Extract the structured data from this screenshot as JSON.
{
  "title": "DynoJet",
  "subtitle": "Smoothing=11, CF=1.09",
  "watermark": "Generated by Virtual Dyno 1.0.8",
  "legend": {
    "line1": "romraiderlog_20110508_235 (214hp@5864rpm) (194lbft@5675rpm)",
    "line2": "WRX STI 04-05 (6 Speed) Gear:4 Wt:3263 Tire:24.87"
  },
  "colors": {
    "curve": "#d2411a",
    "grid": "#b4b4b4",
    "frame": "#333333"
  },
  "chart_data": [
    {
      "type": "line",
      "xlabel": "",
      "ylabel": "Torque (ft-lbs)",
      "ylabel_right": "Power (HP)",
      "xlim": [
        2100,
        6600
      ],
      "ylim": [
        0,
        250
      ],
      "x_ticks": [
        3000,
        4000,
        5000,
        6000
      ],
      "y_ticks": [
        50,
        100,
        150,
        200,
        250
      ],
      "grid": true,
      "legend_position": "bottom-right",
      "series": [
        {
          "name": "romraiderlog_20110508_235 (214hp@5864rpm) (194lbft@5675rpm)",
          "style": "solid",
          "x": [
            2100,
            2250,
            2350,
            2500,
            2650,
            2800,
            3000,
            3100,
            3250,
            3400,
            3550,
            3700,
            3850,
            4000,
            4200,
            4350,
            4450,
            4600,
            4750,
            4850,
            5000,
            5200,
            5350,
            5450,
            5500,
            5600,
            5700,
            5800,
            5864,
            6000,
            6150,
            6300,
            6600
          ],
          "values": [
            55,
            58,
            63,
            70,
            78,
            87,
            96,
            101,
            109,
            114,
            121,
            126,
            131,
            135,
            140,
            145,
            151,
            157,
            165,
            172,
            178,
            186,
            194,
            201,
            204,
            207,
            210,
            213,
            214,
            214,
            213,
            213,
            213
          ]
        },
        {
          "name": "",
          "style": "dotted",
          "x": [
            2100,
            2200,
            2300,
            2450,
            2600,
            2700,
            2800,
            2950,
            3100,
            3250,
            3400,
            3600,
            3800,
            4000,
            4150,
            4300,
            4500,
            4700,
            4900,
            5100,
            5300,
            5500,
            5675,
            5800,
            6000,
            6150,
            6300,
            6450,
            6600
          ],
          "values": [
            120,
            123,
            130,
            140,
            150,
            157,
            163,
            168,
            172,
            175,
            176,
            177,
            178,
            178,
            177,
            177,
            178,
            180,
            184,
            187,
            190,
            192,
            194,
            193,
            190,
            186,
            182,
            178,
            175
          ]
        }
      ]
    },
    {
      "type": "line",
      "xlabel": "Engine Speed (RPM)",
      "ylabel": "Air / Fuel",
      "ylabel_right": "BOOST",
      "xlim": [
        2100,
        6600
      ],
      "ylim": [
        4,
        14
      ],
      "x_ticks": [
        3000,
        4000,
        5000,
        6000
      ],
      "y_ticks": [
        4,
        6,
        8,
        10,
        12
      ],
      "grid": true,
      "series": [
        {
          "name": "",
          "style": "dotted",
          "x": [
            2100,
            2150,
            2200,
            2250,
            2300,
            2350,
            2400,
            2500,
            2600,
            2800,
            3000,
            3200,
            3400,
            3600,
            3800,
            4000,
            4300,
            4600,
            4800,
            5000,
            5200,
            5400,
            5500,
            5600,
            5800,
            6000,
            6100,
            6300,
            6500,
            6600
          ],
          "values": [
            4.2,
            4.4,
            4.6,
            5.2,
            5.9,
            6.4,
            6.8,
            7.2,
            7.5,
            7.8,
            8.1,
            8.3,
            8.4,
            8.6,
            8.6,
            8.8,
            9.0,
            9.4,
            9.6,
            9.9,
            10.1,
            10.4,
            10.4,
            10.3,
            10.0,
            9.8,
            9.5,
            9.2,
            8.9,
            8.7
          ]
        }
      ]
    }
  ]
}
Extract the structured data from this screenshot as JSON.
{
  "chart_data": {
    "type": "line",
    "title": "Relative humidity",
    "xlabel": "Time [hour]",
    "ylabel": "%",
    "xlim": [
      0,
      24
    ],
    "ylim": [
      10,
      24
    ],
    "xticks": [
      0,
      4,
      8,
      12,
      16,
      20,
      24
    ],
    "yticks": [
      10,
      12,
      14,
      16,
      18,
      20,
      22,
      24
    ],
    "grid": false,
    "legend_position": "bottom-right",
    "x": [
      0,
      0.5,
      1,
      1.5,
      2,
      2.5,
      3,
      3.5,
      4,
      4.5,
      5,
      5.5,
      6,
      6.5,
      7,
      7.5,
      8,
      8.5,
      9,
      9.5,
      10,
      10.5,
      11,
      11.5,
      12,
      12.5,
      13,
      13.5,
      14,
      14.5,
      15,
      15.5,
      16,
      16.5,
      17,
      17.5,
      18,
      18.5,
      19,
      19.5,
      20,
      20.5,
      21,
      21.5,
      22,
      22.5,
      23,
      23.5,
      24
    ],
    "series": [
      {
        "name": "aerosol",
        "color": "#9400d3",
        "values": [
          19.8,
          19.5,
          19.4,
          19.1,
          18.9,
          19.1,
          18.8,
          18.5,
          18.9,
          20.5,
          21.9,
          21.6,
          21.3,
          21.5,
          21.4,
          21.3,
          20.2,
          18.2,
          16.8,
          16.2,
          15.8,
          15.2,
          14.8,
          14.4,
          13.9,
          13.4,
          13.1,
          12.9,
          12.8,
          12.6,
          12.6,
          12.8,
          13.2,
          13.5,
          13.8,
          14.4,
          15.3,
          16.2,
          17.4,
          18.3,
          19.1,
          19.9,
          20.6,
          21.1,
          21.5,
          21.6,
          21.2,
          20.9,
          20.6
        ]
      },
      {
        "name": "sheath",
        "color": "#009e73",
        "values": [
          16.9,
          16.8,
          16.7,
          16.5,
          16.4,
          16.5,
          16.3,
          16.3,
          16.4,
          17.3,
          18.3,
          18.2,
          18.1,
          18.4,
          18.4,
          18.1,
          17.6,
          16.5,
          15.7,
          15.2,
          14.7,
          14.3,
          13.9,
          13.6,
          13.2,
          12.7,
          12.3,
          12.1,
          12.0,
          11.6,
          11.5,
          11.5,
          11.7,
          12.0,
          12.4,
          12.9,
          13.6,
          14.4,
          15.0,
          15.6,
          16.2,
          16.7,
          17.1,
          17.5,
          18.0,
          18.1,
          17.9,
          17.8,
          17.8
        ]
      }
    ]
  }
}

* * * *

Reproduce every line of the data verbatim.

Extract the structured data from this screenshot as JSON.
{
  "title": "DynoJet",
  "subtitle": "Smoothing=11, CF=1.09",
  "watermark": "Generated by Virtual Dyno 1.0.8",
  "legend": {
    "line1": "romraiderlog_20110508_235 (214hp@5864rpm) (194lbft@5675rpm)",
    "line2": "WRX STI 04-05 (6 Speed) Gear:4 Wt:3263 Tire:24.87"
  },
  "colors": {
    "curve": "#d2411a",
    "grid": "#b4b4b4",
    "frame": "#333333"
  },
  "chart_data": [
    {
      "type": "line",
      "xlabel": "",
      "ylabel": "Torque (ft-lbs)",
      "ylabel_right": "Power (HP)",
      "xlim": [
        2100,
        6600
      ],
      "ylim": [
        0,
        250
      ],
      "x_ticks": [
        3000,
        4000,
        5000,
        6000
      ],
      "y_ticks": [
        50,
        100,
        150,
        200,
        250
      ],
      "grid": true,
      "legend_position": "bottom-right",
      "series": [
        {
          "name": "romraiderlog_20110508_235 (214hp@5864rpm) (194lbft@5675rpm)",
          "style": "solid",
          "x": [
            2100,
            2250,
            2350,
            2500,
            2650,
            2800,
            3000,
            3100,
            3250,
            3400,
            3550,
            3700,
            3850,
            4000,
            4200,
            4350,
            4450,
            4600,
            4750,
            4850,
            5000,
            5200,
            5350,
            5450,
            5500,
            5600,
            5700,
            5800,
            5864,
            6000,
            6150,
            6300,
            6600
          ],
          "values": [
            55,
            58,
            63,
            70,
            78,
            87,
            96,
            101,
            109,
            114,
            121,
            126,
            131,
            135,
            140,
            145,
            151,
            157,
            165,
            172,
            178,
            186,
            194,
            201,
            204,
            207,
            210,
            213,
            214,
            214,
            213,
            213,
            213
          ]
        },
        {
          "name": "",
          "style": "dotted",
          "x": [
            2100,
            2200,
            2300,
            2450,
            2600,
            2700,
            2800,
            2950,
            3100,
            3250,
            3400,
            3600,
            3800,
            4000,
            4150,
            4300,
            4500,
            4700,
            4900,
            5100,
            5300,
            5500,
            5675,
            5800,
            6000,
            6150,
            6300,
            6450,
            6600
          ],
          "values": [
            120,
            123,
            130,
            140,
            150,
            157,
            163,
            168,
            172,
            175,
            176,
            177,
            178,
            178,
            177,
            177,
            178,
            180,
            184,
            187,
            190,
            192,
            194,
            193,
            190,
            186,
            182,
            178,
            175
          ]
        }
      ]
    },
    {
      "type": "line",
      "xlabel": "Engine Speed (RPM)",
      "ylabel": "Air / Fuel",
      "ylabel_right": "BOOST",
      "xlim": [
        2100,
        6600
      ],
      "ylim": [
        4,
        14
      ],
      "x_ticks": [
        3000,
        4000,
        5000,
        6000
      ],
      "y_ticks": [
        4,
        6,
        8,
        10,
        12
      ],
      "grid": true,
      "series": [
        {
          "name": "",
          "style": "dotted",
          "x": [
            2100,
            2150,
            2200,
            2250,
            2300,
            2350,
            2400,
            2500,
            2600,
            2800,
            3000,
            3200,
            3400,
            3600,
            3800,
            4000,
            4300,
            4600,
            4800,
            5000,
            5200,
            5400,
            5500,
            5600,
            5800,
            6000,
            6100,
            6300,
            6500,
            6600
          ],
          "values": [
            4.2,
            4.4,
            4.6,
            5.2,
            5.9,
            6.4,
            6.8,
            7.2,
            7.5,
            7.8,
            8.1,
            8.3,
            8.4,
            8.6,
            8.6,
            8.8,
            9.0,
            9.4,
            9.6,
            9.9,
            10.1,
            10.4,
            10.4,
            10.3,
            10.0,
            9.8,
            9.5,
            9.2,
            8.9,
            8.7
          ]
        }
      ]
    }
  ]
}
Extract the structured data from this screenshot as JSON.
{
  "chart_data": {
    "type": "line",
    "title": "Relative humidity",
    "xlabel": "Time [hour]",
    "ylabel": "%",
    "xlim": [
      0,
      24
    ],
    "ylim": [
      10,
      24
    ],
    "xticks": [
      0,
      4,
      8,
      12,
      16,
      20,
      24
    ],
    "yticks": [
      10,
      12,
      14,
      16,
      18,
      20,
      22,
      24
    ],
    "grid": false,
    "legend_position": "bottom-right",
    "x": [
      0,
      0.5,
      1,
      1.5,
      2,
      2.5,
      3,
      3.5,
      4,
      4.5,
      5,
      5.5,
      6,
      6.5,
      7,
      7.5,
      8,
      8.5,
      9,
      9.5,
      10,
      10.5,
      11,
      11.5,
      12,
      12.5,
      13,
      13.5,
      14,
      14.5,
      15,
      15.5,
      16,
      16.5,
      17,
      17.5,
      18,
      18.5,
      19,
      19.5,
      20,
      20.5,
      21,
      21.5,
      22,
      22.5,
      23,
      23.5,
      24
    ],
    "series": [
      {
        "name": "aerosol",
        "color": "#9400d3",
        "values": [
          19.8,
          19.5,
          19.4,
          19.1,
          18.9,
          19.1,
          18.8,
          18.5,
          18.9,
          20.5,
          21.9,
          21.6,
          21.3,
          21.5,
          21.4,
          21.3,
          20.2,
          18.2,
          16.8,
          16.2,
          15.8,
          15.2,
          14.8,
          14.4,
          13.9,
          13.4,
          13.1,
          12.9,
          12.8,
          12.6,
          12.6,
          12.8,
          13.2,
          13.5,
          13.8,
          14.4,
          15.3,
          16.2,
          17.4,
          18.3,
          19.1,
          19.9,
          20.6,
          21.1,
          21.5,
          21.6,
          21.2,
          20.9,
          20.6
        ]
      },
      {
        "name": "sheath",
        "color": "#009e73",
        "values": [
          16.9,
          16.8,
          16.7,
          16.5,
          16.4,
          16.5,
          16.3,
          16.3,
          16.4,
          17.3,
          18.3,
          18.2,
          18.1,
          18.4,
          18.4,
          18.1,
          17.6,
          16.5,
          15.7,
          15.2,
          14.7,
          14.3,
          13.9,
          13.6,
          13.2,
          12.7,
          12.3,
          12.1,
          12.0,
          11.6,
          11.5,
          11.5,
          11.7,
          12.0,
          12.4,
          12.9,
          13.6,
          14.4,
          15.0,
          15.6,
          16.2,
          16.7,
          17.1,
          17.5,
          18.0,
          18.1,
          17.9,
          17.8,
          17.8
        ]
      }
    ]
  }
}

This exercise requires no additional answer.